◆ What is asked ◆
Set out each line from the following listing that includes the word "xlabel".

==== Data for the task

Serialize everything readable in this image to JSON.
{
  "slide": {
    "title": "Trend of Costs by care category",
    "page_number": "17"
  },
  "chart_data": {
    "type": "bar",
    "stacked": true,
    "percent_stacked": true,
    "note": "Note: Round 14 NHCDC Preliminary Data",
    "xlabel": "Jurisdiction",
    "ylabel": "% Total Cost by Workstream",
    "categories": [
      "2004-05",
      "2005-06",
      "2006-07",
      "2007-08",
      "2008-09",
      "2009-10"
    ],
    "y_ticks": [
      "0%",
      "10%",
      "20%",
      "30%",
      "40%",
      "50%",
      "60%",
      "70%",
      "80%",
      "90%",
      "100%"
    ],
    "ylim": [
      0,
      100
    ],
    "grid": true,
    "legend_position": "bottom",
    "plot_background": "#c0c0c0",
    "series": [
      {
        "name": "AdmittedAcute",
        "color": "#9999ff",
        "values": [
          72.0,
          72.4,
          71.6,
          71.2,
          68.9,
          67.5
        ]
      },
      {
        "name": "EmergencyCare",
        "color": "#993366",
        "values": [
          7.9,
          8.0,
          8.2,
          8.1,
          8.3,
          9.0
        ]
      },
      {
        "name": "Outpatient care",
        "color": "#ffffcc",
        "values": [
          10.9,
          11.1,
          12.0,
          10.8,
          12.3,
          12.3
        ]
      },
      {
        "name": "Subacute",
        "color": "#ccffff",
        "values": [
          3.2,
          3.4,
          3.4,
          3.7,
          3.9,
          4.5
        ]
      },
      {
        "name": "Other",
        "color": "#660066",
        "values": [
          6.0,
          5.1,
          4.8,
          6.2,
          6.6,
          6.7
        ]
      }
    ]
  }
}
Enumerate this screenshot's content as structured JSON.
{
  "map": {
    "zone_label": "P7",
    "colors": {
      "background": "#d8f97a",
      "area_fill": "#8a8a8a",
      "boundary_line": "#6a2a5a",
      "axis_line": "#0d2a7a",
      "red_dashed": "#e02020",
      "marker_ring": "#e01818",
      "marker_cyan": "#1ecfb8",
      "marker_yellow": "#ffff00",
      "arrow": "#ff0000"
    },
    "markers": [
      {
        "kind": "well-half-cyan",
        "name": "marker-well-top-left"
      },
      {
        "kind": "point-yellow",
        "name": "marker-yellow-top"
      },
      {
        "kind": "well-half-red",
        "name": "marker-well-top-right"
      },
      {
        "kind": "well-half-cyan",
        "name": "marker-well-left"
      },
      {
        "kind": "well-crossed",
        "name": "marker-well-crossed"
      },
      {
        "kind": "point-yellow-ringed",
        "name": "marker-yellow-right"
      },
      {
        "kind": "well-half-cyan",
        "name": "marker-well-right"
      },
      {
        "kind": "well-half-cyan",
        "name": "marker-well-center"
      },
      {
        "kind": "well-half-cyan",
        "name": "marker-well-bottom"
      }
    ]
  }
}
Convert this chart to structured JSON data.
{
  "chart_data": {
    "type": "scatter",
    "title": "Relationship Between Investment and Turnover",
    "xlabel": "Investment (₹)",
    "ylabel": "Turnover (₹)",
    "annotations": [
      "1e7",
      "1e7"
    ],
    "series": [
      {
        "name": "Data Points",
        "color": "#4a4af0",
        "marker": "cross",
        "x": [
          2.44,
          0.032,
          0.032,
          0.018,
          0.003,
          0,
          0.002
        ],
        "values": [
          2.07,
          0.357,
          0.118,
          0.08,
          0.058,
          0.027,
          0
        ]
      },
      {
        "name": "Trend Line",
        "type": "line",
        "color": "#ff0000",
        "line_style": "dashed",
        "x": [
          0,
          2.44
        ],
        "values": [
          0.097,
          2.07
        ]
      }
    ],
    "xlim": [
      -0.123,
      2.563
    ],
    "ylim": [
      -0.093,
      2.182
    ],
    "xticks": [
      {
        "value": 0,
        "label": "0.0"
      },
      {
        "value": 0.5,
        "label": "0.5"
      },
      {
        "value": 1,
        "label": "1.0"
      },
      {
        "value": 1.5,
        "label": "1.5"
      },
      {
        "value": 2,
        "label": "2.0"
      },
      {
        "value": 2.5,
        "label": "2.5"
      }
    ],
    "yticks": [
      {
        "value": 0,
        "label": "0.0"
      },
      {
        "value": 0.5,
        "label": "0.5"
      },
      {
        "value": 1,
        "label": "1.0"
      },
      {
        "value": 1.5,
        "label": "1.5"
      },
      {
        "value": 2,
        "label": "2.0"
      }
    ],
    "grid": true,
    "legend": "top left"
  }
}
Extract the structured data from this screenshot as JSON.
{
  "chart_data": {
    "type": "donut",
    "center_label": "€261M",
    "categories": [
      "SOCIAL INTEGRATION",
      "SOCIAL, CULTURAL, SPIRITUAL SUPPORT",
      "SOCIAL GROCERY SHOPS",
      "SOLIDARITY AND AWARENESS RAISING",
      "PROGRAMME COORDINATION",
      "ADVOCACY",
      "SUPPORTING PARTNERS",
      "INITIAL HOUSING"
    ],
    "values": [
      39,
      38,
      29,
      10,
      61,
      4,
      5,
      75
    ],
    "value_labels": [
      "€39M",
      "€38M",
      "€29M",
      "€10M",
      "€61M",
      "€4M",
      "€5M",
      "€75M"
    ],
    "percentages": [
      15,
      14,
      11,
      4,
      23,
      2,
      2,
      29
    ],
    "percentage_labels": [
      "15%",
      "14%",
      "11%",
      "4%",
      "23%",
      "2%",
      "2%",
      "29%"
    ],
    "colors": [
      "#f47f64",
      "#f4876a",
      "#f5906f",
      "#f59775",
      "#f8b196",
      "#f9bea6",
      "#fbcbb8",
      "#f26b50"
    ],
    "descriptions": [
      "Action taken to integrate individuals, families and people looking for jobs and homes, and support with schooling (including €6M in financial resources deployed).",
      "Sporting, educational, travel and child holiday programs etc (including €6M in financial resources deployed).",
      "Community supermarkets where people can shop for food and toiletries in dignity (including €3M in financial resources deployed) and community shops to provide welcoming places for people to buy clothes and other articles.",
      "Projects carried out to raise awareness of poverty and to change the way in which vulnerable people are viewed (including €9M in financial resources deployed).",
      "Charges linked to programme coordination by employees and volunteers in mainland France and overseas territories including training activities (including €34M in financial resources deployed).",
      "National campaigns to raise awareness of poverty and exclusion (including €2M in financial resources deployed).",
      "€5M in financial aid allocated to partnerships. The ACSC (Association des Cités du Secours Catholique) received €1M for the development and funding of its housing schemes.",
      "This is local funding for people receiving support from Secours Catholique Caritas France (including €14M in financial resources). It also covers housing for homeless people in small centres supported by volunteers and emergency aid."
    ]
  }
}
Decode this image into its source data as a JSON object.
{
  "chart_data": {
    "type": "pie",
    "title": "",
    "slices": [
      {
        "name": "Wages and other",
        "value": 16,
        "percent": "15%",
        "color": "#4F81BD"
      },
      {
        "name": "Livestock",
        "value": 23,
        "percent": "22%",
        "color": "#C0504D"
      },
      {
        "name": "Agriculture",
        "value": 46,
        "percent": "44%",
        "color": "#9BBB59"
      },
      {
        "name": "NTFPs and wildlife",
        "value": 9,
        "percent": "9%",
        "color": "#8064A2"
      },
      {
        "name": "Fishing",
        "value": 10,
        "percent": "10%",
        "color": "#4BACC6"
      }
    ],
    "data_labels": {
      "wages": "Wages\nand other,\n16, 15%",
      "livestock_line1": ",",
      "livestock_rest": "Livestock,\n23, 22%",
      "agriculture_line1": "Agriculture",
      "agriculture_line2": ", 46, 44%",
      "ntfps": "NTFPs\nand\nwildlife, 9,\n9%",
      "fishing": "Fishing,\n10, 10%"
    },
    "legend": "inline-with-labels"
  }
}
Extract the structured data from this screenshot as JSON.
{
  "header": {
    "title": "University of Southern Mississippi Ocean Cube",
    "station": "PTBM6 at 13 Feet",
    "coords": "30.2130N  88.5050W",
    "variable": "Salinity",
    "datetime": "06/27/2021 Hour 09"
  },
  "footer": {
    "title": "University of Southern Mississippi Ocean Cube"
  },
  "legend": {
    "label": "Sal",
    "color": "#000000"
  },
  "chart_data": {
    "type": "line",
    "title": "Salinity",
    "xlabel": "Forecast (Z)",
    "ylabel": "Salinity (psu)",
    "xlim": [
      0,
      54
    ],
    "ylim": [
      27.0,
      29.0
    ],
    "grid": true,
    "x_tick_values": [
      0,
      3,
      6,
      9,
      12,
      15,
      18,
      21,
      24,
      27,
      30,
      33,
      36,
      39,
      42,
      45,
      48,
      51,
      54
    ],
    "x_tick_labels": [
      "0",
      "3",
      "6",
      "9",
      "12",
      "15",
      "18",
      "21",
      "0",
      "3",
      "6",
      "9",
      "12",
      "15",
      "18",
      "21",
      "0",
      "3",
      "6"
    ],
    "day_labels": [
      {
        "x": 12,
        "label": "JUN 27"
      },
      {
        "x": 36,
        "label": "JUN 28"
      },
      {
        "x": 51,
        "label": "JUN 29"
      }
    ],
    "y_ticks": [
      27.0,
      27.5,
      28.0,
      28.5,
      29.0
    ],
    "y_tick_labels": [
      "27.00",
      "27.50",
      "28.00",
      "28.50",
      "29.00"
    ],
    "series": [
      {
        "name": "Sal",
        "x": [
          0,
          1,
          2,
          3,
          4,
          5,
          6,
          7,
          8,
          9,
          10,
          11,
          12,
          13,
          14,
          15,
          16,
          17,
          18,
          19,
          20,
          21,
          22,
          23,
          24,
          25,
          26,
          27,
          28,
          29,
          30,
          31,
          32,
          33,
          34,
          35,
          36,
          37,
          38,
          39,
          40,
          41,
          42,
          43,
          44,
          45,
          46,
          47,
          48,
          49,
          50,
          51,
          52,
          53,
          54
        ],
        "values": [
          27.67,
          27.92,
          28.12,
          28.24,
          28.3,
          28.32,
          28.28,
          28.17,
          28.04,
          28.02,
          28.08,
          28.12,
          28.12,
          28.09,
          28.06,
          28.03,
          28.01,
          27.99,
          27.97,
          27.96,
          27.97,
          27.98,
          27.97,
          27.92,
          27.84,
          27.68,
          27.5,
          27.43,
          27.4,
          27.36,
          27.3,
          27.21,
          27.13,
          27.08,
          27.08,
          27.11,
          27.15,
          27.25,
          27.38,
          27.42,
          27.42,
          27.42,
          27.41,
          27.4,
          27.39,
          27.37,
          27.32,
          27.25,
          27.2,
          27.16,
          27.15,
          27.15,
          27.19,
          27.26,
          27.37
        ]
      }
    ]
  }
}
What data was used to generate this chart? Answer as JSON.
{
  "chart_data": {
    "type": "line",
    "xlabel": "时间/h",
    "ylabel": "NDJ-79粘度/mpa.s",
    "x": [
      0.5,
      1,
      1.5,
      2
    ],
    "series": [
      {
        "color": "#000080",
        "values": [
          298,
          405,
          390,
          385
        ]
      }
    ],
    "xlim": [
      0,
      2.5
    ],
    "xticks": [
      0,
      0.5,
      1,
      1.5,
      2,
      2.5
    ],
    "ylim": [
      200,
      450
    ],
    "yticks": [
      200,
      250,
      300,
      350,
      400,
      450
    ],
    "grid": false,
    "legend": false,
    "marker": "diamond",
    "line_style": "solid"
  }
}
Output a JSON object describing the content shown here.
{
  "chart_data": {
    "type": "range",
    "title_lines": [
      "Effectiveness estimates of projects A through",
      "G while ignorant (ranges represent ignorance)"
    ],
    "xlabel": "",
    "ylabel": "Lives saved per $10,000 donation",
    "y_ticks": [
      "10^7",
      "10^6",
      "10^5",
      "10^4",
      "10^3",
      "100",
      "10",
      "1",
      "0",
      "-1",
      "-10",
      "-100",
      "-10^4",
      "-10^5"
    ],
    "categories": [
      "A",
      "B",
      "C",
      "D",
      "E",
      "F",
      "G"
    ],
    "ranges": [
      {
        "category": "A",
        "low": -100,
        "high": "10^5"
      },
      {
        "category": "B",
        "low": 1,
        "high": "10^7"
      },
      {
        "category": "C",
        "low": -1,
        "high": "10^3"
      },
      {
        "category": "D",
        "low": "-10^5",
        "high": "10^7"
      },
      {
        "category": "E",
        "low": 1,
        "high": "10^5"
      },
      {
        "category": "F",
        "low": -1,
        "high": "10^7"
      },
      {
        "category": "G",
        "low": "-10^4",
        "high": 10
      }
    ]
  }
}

========

◆ Written solution ◆
    "xlabel": "Jurisdiction",
    "xlabel": "Investment (₹)",
    "xlabel": "Forecast (Z)",
    "xlabel": "时间/h",
    "xlabel": "",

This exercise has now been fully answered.